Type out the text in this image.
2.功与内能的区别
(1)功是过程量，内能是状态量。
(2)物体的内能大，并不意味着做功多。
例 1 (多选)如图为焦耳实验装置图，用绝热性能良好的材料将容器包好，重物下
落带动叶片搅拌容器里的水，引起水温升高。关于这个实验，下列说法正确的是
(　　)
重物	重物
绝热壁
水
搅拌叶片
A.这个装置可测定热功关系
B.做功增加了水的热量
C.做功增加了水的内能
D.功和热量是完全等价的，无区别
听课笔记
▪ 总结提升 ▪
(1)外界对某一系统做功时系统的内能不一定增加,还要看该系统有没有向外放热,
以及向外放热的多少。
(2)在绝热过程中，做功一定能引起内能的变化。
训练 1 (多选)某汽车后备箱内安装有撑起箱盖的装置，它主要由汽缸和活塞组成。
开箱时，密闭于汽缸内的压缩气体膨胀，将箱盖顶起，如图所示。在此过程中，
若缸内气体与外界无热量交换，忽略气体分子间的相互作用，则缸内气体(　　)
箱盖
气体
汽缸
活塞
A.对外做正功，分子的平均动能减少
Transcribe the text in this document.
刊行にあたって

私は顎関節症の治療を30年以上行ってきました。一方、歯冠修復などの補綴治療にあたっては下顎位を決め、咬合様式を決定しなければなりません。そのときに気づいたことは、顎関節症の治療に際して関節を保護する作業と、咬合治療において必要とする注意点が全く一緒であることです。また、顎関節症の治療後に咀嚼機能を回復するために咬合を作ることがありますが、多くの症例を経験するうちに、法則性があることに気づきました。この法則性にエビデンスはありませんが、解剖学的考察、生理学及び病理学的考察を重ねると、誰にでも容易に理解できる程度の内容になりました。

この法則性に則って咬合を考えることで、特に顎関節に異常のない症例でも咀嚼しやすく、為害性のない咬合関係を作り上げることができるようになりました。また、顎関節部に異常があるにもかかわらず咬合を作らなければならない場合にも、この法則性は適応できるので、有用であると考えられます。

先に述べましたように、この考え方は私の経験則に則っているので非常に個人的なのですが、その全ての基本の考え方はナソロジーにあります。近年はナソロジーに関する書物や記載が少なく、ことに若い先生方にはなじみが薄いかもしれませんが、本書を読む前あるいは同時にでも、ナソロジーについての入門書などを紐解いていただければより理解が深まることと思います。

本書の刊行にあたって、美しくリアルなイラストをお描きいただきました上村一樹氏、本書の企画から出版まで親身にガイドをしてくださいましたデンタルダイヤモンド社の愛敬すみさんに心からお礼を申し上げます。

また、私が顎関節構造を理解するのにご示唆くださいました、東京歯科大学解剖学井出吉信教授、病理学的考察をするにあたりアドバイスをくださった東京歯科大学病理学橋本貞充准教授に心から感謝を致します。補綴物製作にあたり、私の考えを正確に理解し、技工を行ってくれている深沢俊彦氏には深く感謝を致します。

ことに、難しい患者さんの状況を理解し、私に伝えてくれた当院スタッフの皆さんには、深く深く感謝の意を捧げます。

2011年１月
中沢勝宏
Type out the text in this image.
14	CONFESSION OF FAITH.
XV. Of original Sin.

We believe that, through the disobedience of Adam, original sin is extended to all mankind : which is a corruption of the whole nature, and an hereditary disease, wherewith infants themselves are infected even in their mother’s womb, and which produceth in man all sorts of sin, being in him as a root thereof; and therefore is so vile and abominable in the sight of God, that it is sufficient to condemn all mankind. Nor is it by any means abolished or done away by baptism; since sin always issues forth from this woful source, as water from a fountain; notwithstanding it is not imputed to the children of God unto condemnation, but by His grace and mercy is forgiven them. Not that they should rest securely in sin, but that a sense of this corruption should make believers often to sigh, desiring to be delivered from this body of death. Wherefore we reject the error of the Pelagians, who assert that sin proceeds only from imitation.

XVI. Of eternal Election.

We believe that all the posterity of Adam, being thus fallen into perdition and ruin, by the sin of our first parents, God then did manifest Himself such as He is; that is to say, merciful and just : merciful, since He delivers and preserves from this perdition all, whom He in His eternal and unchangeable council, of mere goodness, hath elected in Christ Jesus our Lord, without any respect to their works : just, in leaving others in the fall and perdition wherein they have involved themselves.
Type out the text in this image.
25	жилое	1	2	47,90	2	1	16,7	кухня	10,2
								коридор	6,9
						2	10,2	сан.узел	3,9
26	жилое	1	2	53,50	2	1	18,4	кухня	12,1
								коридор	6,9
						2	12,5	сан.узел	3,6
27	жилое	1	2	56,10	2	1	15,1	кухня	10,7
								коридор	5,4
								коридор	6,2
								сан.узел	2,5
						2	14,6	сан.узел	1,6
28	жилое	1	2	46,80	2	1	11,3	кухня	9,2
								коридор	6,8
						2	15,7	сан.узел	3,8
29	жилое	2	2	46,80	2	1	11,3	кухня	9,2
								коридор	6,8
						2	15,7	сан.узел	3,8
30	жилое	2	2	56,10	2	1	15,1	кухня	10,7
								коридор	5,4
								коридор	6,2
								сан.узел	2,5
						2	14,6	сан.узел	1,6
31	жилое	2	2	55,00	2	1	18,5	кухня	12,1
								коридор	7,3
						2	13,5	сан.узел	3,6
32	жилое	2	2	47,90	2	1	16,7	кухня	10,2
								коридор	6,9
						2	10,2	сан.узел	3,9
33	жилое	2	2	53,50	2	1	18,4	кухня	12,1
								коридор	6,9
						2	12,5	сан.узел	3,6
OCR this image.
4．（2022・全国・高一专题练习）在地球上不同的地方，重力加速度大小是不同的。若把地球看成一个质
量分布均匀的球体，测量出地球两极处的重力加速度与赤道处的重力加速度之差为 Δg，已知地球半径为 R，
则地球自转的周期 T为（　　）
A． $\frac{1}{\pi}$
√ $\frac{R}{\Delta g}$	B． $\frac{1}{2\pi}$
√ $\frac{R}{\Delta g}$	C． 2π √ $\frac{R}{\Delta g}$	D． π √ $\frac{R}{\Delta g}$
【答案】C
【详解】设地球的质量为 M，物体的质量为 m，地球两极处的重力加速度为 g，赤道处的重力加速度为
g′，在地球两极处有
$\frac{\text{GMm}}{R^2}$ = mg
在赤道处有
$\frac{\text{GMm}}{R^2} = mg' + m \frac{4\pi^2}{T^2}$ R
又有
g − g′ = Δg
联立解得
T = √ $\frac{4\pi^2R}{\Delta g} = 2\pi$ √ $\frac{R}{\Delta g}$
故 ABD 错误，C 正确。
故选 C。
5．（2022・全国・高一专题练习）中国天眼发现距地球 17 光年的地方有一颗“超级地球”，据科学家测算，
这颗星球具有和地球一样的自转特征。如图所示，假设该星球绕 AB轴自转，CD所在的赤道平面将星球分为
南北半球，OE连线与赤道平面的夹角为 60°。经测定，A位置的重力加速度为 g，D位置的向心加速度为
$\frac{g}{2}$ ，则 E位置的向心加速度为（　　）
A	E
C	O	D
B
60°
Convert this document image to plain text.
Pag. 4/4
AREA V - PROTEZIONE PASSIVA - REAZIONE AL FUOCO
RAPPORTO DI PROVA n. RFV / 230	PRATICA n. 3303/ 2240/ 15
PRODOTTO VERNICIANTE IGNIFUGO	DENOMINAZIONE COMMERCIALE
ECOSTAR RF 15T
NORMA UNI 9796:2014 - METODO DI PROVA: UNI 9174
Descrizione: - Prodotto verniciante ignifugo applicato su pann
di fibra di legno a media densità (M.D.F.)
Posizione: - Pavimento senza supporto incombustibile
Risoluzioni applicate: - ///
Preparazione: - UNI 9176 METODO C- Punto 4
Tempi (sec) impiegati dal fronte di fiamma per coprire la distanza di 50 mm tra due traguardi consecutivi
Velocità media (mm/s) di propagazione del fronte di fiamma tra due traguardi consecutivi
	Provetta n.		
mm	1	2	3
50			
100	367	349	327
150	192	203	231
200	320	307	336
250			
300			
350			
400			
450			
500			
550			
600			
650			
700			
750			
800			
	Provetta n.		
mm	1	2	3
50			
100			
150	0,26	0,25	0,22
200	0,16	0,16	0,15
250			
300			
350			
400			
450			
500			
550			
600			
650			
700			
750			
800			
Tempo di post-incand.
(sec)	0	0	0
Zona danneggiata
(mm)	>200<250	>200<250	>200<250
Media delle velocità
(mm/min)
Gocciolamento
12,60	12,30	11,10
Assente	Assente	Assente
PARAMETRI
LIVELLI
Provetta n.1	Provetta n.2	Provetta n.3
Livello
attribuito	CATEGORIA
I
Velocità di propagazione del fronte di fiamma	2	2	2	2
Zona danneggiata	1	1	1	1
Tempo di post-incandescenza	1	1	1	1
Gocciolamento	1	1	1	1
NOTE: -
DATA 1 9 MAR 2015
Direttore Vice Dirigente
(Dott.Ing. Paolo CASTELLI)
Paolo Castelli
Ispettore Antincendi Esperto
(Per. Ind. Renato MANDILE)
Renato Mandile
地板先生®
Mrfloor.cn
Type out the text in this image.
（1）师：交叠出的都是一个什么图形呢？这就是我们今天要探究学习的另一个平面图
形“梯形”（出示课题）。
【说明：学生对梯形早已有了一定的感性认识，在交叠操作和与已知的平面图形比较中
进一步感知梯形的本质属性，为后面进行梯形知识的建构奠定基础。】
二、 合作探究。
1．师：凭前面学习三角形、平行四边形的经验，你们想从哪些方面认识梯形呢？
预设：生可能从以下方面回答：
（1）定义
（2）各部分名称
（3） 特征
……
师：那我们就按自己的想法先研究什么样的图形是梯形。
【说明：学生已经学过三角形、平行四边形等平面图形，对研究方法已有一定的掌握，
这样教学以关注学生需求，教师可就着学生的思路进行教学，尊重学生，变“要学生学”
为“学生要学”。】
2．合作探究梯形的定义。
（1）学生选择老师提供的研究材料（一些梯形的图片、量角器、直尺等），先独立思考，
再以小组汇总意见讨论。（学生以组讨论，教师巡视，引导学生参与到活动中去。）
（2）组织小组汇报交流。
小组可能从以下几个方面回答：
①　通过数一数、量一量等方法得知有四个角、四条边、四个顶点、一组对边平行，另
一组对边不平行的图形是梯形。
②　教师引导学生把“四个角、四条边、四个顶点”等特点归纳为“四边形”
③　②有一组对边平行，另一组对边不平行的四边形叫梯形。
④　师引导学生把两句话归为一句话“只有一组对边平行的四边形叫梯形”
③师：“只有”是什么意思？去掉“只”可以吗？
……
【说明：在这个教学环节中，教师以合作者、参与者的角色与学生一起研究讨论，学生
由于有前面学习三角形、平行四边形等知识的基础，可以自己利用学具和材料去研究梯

___

In the listing, find every line containing the word "四个顶点" and list it.

①　通过数一数、量一量等方法得知有四个角、四条边、四个顶点、一组对边平行，另
②　教师引导学生把“四个角、四条边、四个顶点”等特点归纳为“四边形”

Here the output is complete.